Transcribe the material verbatim in full; the pictures do not belong in the copy.

☆ ☆ ☆ ☆ ☆

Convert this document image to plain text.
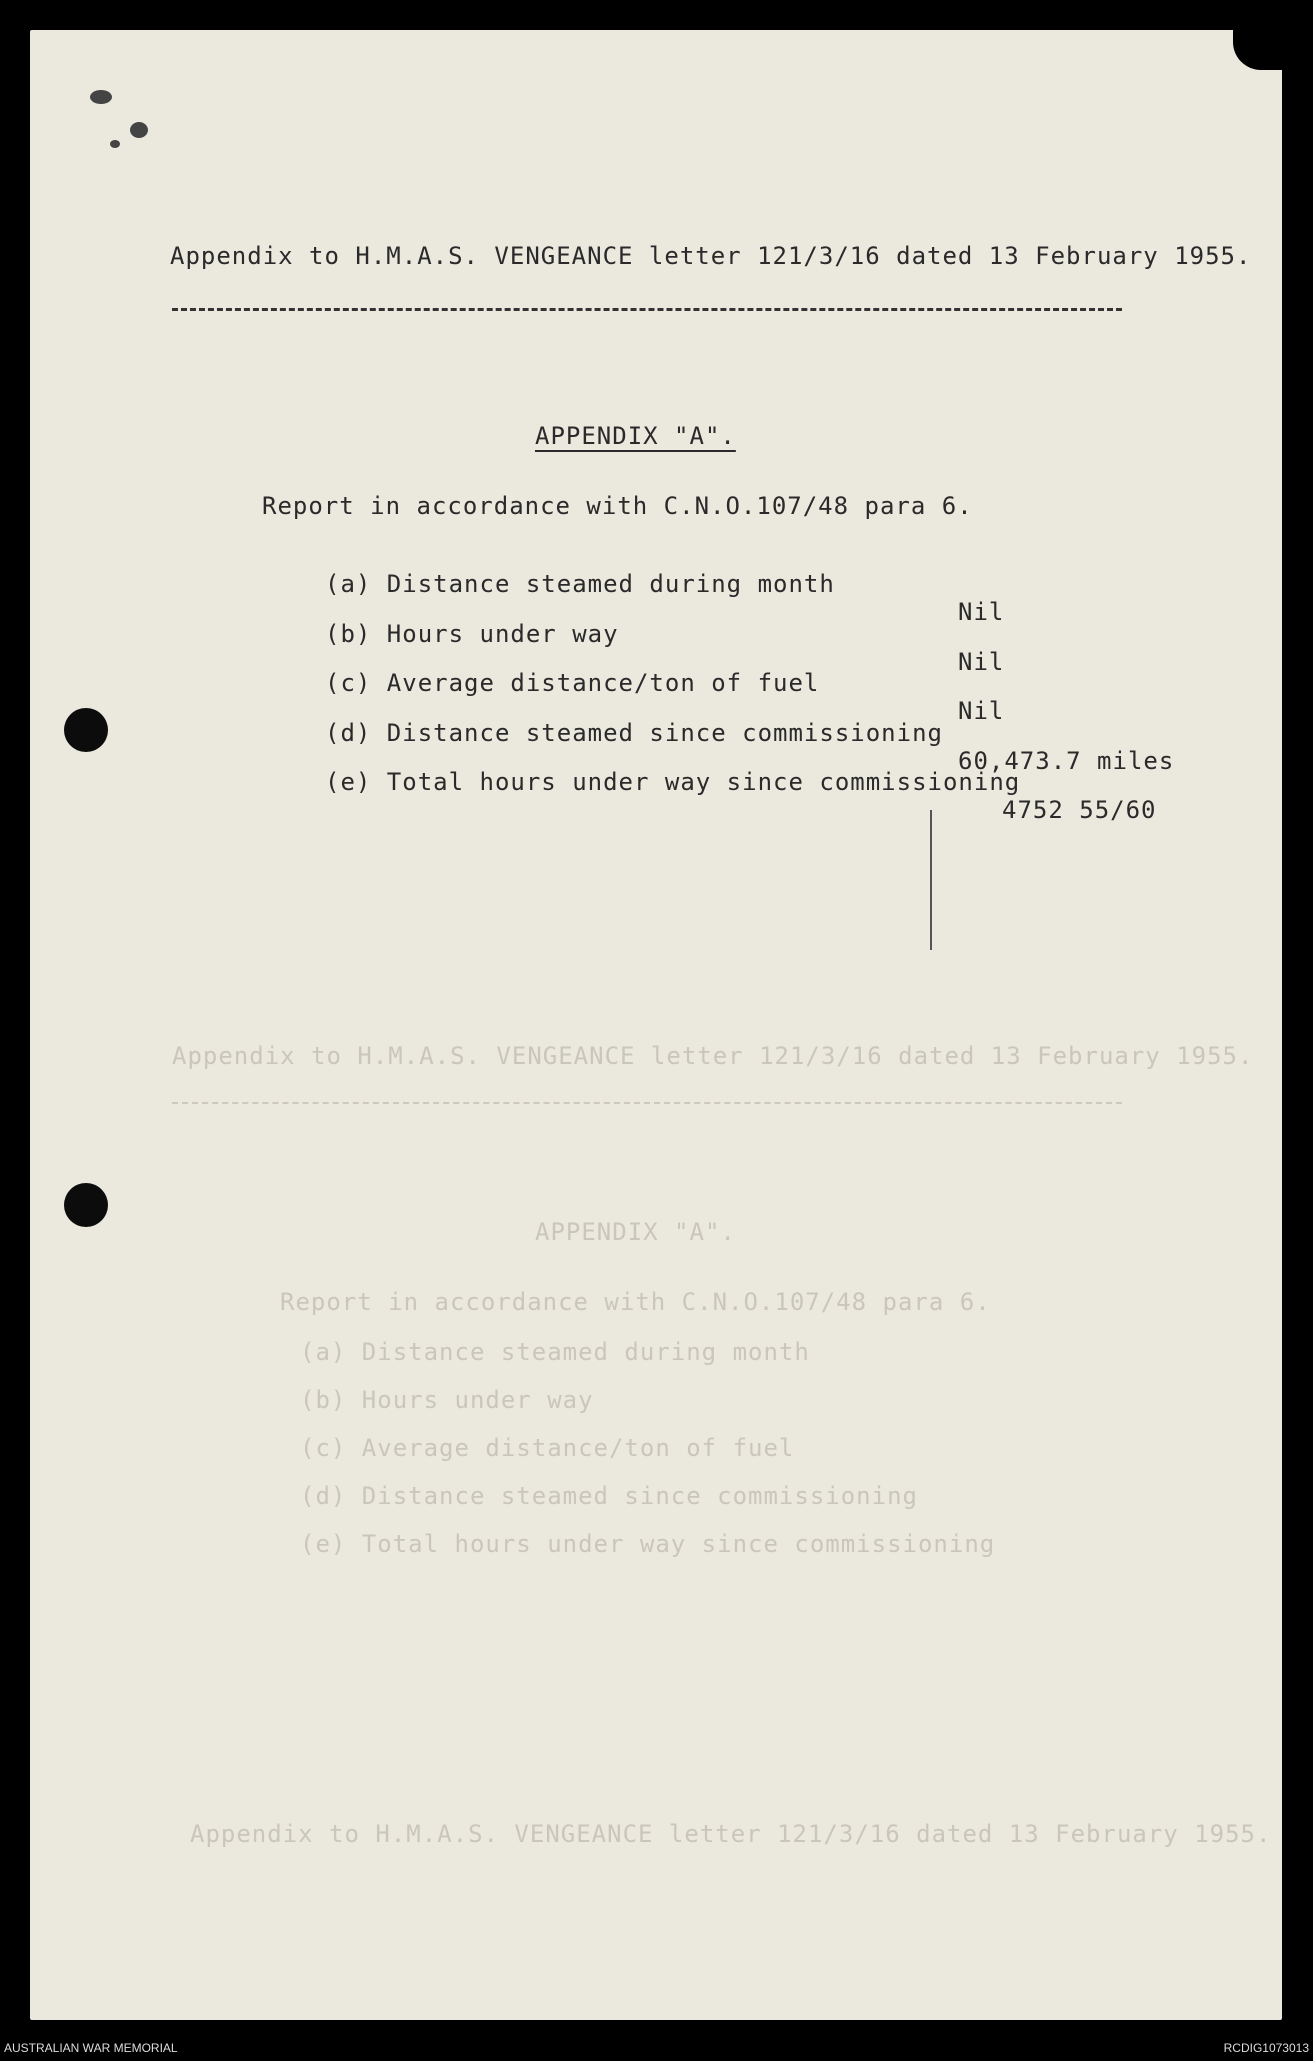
Appendix to H.M.A.S. VENGEANCE letter 121/3/16 dated 13 February 1955.
APPENDIX "A".
Report in accordance with C.N.O.107/48 para 6.

(a) Distance steamed during month

Nil

(b) Hours under way

Nil

(c) Average distance/ton of fuel

Nil

(d) Distance steamed since commissioning

60,473.7 miles

(e) Total hours under way since commissioning

4752 55/60

Appendix to H.M.A.S. VENGEANCE letter 121/3/16 dated 13 February 1955.
APPENDIX "A".
Report in accordance with C.N.O.107/48 para 6.
(a) Distance steamed during month
(b) Hours under way
(c) Average distance/ton of fuel
(d) Distance steamed since commissioning
(e) Total hours under way since commissioning
Appendix to H.M.A.S. VENGEANCE letter 121/3/16 dated 13 February 1955.
AUSTRALIAN WAR MEMORIAL	RCDIG1073013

☆ ☆ ☆ ☆ ☆

Response below:
Convert this document image to plain text.
Appendix to H.M.A.S. VENGEANCE letter 121/3/16 dated 13 February 1955.
APPENDIX "A".
Report in accordance with C.N.O.107/48 para 6.

(a) Distance steamed during month

Nil

(b) Hours under way

Nil

(c) Average distance/ton of fuel

Nil

(d) Distance steamed since commissioning

60,473.7 miles

(e) Total hours under way since commissioning

4752 55/60

Appendix to H.M.A.S. VENGEANCE letter 121/3/16 dated 13 February 1955.
APPENDIX "A".
Report in accordance with C.N.O.107/48 para 6.
(a) Distance steamed during month
(b) Hours under way
(c) Average distance/ton of fuel
(d) Distance steamed since commissioning
(e) Total hours under way since commissioning
Appendix to H.M.A.S. VENGEANCE letter 121/3/16 dated 13 February 1955.
AUSTRALIAN WAR MEMORIAL	RCDIG1073013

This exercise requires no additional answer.